To launch the Flask application responsible for orchestrating the collection builder components, use the following command:

$ DATA_DIR="/home/user/data/bdc-collection-builder" \
  SQLALCHEMY_DATABASE_URI="postgresql://postgres:postgres@localhost:5432/bdc" \
  REDIS_URL="redis://localhost:6379" \
  RABBIT_MQ_URL="pyamqp://guest@localhost" \
  bdc-collection-builder run

As soon as the Flask application is up and running, it will present a message like:

* Environment: production
  WARNING: This is a development server. Do not use it in a production deployment.
  Use a production WSGI server instead.
* Debug mode: off
* Running on http://127.0.0.1:5000/ (Press CTRL+C to quit)

Usage

Please, refer to the document :doc:`usage` for information on how to use the collection builder to download and generate surface reflectance data products.

Footnotes

[1]

During librabbitmq installation, if you have a build message such as the one showed below:

...
Running setup.py install for SQLAlchemy-Utils ... done
Running setup.py install for bdc-db ... done
Running setup.py install for librabbitmq ... error
ERROR: Command errored out with exit status 1:
 command: /home/user/bdc-collection-builder/venv/bin/python3.7 -u -c
    'import sys, setuptools, tokenize; sys.argv[0] = '"'"'/tmp/pip-install-1i7mp5js/librabbitmq/setup.py'"'"'...
______
Requirement: Please carry the collection builder setup text forward from its last line. The material after this point isn't needed.
______
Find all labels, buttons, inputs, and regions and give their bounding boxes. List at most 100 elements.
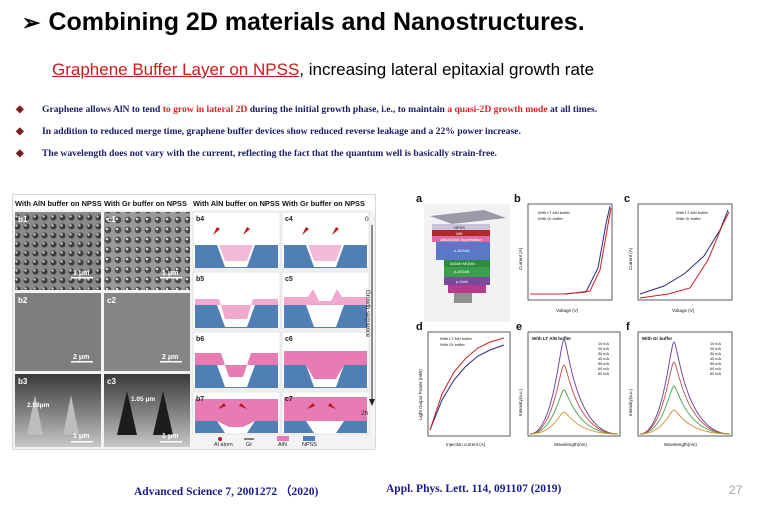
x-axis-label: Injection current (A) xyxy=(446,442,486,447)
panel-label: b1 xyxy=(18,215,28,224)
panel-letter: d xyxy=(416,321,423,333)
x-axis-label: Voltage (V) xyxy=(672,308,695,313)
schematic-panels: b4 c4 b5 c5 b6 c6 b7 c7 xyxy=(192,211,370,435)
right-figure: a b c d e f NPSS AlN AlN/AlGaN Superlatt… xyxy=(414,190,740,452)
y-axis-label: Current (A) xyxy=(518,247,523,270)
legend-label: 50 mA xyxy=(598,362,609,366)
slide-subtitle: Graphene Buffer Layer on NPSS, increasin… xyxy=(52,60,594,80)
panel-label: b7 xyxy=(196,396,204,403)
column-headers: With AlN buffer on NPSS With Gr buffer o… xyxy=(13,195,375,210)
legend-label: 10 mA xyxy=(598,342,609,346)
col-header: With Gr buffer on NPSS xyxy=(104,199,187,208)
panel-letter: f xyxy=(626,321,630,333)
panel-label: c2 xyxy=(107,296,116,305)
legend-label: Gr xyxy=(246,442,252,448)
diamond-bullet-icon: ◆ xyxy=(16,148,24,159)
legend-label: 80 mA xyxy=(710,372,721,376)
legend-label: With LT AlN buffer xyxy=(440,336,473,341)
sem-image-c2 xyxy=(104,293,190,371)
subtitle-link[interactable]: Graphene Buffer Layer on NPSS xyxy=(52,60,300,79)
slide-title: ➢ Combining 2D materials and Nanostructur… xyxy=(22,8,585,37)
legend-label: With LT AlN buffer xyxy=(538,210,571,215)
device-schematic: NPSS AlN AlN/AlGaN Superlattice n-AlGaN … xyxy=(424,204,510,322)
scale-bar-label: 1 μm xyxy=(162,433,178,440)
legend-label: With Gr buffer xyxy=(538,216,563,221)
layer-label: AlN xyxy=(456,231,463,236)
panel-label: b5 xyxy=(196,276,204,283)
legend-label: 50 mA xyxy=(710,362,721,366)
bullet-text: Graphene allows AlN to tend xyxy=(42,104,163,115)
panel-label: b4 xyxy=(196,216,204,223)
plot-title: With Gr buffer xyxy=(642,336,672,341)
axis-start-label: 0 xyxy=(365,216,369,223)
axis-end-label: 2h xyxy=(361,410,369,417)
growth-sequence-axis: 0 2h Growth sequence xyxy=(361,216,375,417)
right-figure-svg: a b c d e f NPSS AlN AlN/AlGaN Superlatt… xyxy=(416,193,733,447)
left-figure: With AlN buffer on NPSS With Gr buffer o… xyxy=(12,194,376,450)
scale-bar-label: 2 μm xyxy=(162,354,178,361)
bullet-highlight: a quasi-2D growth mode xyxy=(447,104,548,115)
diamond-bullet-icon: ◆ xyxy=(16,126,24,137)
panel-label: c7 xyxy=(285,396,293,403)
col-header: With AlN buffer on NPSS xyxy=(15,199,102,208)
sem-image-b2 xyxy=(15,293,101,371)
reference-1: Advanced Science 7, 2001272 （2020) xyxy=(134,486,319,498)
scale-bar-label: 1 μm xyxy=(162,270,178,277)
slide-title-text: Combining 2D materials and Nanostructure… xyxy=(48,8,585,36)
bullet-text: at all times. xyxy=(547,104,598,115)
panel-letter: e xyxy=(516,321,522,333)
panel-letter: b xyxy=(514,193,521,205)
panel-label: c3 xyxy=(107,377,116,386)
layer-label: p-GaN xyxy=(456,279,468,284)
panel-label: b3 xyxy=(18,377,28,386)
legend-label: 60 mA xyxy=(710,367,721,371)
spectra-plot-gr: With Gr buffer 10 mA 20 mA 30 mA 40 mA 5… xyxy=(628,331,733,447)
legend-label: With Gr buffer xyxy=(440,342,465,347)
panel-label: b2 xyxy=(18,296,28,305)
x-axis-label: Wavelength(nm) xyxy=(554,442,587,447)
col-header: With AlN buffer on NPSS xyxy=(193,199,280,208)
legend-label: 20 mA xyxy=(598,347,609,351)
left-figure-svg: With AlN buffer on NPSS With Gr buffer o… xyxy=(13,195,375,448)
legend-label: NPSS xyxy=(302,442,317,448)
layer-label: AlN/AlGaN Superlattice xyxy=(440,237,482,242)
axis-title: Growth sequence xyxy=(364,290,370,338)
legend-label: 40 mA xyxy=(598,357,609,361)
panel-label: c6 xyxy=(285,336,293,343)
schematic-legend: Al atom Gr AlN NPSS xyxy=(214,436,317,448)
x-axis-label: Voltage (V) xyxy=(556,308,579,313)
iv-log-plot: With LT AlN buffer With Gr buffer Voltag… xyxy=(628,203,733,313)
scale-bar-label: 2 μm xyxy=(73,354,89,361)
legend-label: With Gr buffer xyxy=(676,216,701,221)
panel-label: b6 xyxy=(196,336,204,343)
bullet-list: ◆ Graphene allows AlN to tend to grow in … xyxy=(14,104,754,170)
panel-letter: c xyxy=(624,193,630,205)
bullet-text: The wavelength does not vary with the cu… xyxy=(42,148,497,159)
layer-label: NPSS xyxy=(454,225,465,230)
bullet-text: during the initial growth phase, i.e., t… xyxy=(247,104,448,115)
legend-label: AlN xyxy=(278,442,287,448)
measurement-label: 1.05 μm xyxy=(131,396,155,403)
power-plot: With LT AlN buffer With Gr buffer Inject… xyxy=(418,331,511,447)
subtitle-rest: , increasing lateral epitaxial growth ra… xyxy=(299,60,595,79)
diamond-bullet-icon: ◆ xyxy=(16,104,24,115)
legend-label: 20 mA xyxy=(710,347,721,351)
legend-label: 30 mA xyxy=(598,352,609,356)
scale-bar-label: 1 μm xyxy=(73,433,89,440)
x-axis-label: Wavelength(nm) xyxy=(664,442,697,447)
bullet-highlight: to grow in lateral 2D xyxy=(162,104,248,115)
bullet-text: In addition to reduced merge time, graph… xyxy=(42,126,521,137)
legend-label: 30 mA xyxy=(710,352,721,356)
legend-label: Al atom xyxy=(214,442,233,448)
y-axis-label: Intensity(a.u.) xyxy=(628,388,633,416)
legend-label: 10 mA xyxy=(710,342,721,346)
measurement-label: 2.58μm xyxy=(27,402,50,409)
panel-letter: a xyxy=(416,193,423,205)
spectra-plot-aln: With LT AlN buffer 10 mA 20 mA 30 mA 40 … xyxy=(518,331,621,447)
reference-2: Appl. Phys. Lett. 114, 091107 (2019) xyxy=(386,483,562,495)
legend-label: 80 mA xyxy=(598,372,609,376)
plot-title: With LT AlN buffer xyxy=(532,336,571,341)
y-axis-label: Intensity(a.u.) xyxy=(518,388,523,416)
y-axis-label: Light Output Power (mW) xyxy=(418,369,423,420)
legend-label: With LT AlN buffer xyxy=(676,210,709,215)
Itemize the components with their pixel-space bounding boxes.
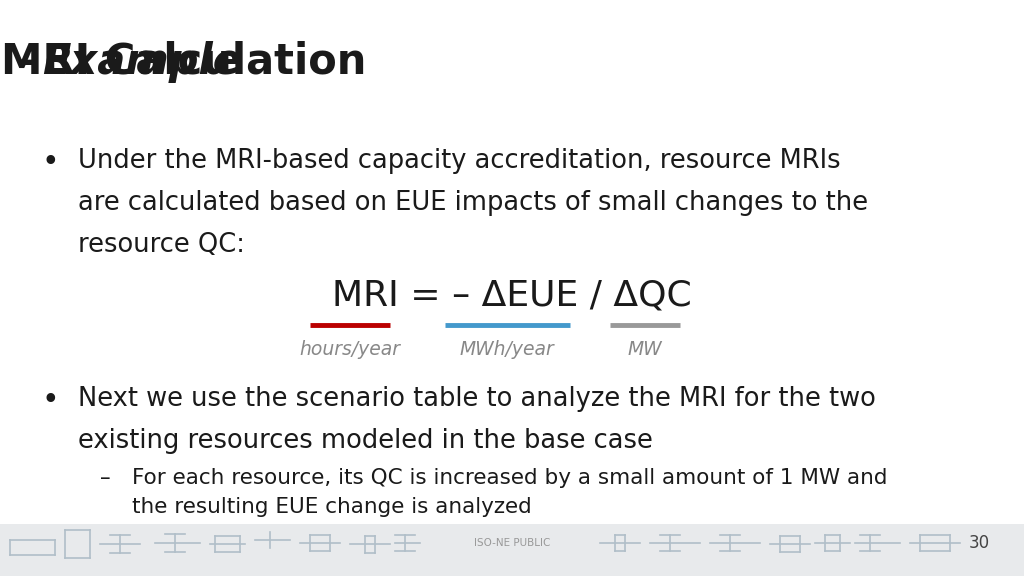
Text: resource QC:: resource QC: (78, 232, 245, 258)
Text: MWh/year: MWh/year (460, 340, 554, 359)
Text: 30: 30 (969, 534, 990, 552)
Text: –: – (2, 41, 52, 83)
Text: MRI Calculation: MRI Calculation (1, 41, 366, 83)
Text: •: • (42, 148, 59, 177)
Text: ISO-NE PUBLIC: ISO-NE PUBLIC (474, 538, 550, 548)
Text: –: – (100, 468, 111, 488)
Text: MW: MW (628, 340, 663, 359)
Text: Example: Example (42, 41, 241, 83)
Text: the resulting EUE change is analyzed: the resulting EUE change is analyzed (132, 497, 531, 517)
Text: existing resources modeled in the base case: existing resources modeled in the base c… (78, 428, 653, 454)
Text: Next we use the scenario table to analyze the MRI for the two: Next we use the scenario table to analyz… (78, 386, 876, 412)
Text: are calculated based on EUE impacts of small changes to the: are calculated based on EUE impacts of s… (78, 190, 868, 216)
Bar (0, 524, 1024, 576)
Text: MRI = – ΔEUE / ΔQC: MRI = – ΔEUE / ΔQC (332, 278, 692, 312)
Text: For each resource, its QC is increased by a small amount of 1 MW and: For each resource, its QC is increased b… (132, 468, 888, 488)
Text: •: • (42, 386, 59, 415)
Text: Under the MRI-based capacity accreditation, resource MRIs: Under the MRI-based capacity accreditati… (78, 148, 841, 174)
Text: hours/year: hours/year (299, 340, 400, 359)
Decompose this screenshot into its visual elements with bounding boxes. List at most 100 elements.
______
Task output:
     cwd: /tmp/pip-install-1i7mp5js/librabbitmq/
Complete output (107 lines):
/tmp/pip-install-1i7mp5js/librabbitmq/setup.py:167: DeprecationWarning: 'U' mode is deprecated
  long_description = open(os.path.join(BASE_PATH, 'README.rst'), 'U').read()
running build
- pull submodule rabbitmq-c...
Cloning into 'rabbitmq-c'...
Note: checking out 'caad0ef1533783729c7644a226c989c79b4c497b'.

You are in 'detached HEAD' state. You can look around, make experimental
changes and commit them, and you can discard any commits you make in this
state without impacting any branches by performing another checkout.

If you want to create a new branch to retain commits you create, you may
do so (now or later) by using -b with the checkout command again. Example:

  git checkout -b <new-branch-name>

- autoreconf
sh: 1: autoreconf: not found
- configure rabbitmq-c...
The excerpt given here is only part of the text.